Problem - List all lines in the material below that contain "JSON".

Supplied information -
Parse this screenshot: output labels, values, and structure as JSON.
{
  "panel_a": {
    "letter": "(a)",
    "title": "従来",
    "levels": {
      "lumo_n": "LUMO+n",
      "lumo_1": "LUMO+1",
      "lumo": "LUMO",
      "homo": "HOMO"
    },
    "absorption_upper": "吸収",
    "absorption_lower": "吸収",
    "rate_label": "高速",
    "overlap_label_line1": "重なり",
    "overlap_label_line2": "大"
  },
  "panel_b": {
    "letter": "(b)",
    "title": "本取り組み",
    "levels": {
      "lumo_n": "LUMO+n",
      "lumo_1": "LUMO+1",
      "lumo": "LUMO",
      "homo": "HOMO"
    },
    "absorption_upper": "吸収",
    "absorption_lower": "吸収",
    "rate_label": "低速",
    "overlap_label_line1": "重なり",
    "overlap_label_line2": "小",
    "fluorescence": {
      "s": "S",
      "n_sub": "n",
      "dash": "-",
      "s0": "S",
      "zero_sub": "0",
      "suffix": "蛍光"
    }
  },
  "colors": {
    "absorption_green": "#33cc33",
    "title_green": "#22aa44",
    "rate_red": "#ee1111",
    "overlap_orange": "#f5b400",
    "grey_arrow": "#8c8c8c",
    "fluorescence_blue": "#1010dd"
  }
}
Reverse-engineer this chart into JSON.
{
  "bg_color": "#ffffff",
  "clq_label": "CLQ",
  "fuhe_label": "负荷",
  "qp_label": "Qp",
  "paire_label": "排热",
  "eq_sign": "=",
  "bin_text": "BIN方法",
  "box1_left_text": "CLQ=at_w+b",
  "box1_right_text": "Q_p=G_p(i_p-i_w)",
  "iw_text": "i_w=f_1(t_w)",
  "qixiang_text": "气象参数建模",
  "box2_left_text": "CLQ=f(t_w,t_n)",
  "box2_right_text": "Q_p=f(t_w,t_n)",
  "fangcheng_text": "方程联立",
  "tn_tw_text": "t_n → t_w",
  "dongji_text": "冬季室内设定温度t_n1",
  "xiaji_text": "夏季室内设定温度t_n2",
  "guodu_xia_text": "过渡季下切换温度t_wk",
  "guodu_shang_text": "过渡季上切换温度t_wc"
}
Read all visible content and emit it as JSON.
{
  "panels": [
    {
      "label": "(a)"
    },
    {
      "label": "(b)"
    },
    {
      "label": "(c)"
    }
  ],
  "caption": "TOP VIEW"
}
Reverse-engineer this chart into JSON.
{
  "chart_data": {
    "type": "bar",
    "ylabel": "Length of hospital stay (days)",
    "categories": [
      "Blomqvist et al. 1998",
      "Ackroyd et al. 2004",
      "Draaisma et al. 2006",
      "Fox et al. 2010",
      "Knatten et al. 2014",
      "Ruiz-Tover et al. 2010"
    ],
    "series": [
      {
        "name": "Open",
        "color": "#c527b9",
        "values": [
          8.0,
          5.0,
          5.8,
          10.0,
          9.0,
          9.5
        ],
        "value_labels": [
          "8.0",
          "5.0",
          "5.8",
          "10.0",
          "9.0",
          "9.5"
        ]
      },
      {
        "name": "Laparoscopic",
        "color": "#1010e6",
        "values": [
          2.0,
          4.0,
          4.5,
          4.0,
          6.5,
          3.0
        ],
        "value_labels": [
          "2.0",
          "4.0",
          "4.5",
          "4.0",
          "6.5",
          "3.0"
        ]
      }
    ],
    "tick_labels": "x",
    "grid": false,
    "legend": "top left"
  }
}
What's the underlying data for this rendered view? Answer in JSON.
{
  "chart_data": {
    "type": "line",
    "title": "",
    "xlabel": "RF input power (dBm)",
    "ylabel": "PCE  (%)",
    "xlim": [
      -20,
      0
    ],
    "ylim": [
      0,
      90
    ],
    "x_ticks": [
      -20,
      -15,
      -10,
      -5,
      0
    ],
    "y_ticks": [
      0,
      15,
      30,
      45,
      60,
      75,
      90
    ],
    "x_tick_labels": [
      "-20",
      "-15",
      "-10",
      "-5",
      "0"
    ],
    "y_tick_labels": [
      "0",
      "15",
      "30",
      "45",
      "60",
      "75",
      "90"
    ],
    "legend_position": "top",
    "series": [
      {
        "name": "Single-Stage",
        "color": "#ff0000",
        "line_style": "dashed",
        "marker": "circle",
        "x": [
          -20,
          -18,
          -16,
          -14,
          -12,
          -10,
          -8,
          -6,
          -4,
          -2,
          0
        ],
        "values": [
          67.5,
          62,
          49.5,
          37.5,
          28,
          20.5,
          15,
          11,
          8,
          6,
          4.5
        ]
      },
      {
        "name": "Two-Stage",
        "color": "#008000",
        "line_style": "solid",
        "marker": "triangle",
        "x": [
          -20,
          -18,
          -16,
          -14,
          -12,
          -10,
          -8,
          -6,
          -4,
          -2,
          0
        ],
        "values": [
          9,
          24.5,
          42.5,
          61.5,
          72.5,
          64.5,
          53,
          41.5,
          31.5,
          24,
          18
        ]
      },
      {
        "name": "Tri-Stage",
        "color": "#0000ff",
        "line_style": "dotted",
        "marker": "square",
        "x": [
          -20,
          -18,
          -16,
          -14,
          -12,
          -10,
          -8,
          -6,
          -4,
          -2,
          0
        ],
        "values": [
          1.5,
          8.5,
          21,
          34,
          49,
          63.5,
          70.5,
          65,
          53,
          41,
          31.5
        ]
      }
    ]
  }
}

Solution -
Parse this screenshot: output labels, values, and structure as JSON.
Reverse-engineer this chart into JSON.
Read all visible content and emit it as JSON.
Reverse-engineer this chart into JSON.
What's the underlying data for this rendered view? Answer in JSON.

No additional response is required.